### Job
Return the data exactly, with all pictures removed.
──────── Provided entries ────────
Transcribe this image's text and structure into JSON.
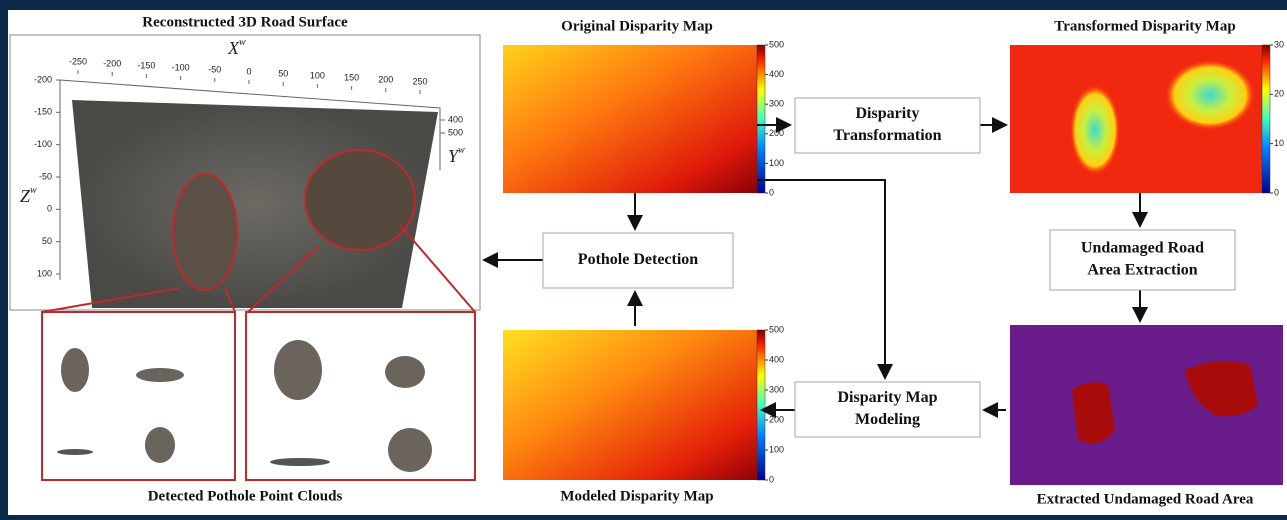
{
  "titles": {
    "surface": "Reconstructed 3D Road Surface",
    "clouds": "Detected Pothole Point Clouds",
    "original": "Original Disparity Map",
    "transformed": "Transformed Disparity Map",
    "modeled": "Modeled Disparity Map",
    "extracted": "Extracted Undamaged Road Area"
  },
  "nodes": [
    {
      "lines": [
        "Disparity",
        "Transformation"
      ]
    },
    {
      "lines": [
        "Pothole Detection"
      ]
    },
    {
      "lines": [
        "Undamaged Road",
        "Area Extraction"
      ]
    },
    {
      "lines": [
        "Disparity Map",
        "Modeling"
      ]
    }
  ],
  "plot3d": {
    "x_axis": {
      "base": "X",
      "sup": "w"
    },
    "y_axis": {
      "base": "Y",
      "sup": "w"
    },
    "z_axis": {
      "base": "Z",
      "sup": "w"
    },
    "xticks": [
      -250,
      -200,
      -150,
      -100,
      -50,
      0,
      50,
      100,
      150,
      200,
      250
    ],
    "zticks": [
      -200,
      -150,
      -100,
      -50,
      0,
      50,
      100
    ],
    "yticks": [
      400,
      500
    ]
  },
  "colorbars": {
    "original": [
      0,
      100,
      200,
      300,
      400,
      500
    ],
    "transformed": [
      0,
      10,
      20,
      30
    ],
    "modeled": [
      0,
      100,
      200,
      300,
      400,
      500
    ]
  }
}
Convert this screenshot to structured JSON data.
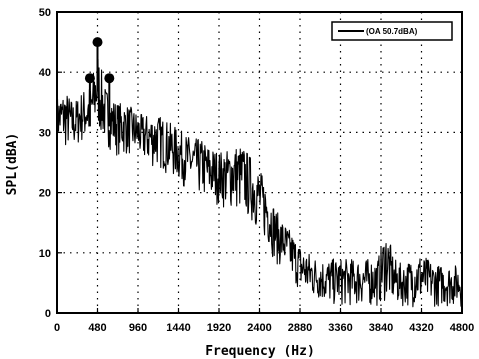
────────
### Expected answer
Transcribe this image's text and structure into JSON.
{
  "titles": {
    "surface": "Reconstructed 3D Road Surface",
    "clouds": "Detected Pothole Point Clouds",
    "original": "Original Disparity Map",
    "transformed": "Transformed Disparity Map",
    "modeled": "Modeled Disparity Map",
    "extracted": "Extracted Undamaged Road Area"
  },
  "nodes": [
    {
      "lines": [
        "Disparity",
        "Transformation"
      ]
    },
    {
      "lines": [
        "Pothole Detection"
      ]
    },
    {
      "lines": [
        "Undamaged Road",
        "Area Extraction"
      ]
    },
    {
      "lines": [
        "Disparity Map",
        "Modeling"
      ]
    }
  ],
  "plot3d": {
    "x_axis": {
      "base": "X",
      "sup": "w"
    },
    "y_axis": {
      "base": "Y",
      "sup": "w"
    },
    "z_axis": {
      "base": "Z",
      "sup": "w"
    },
    "xticks": [
      -250,
      -200,
      -150,
      -100,
      -50,
      0,
      50,
      100,
      150,
      200,
      250
    ],
    "zticks": [
      -200,
      -150,
      -100,
      -50,
      0,
      50,
      100
    ],
    "yticks": [
      400,
      500
    ]
  },
  "colorbars": {
    "original": [
      0,
      100,
      200,
      300,
      400,
      500
    ],
    "transformed": [
      0,
      10,
      20,
      30
    ],
    "modeled": [
      0,
      100,
      200,
      300,
      400,
      500
    ]
  }
}
Convert this screenshot to structured JSON data.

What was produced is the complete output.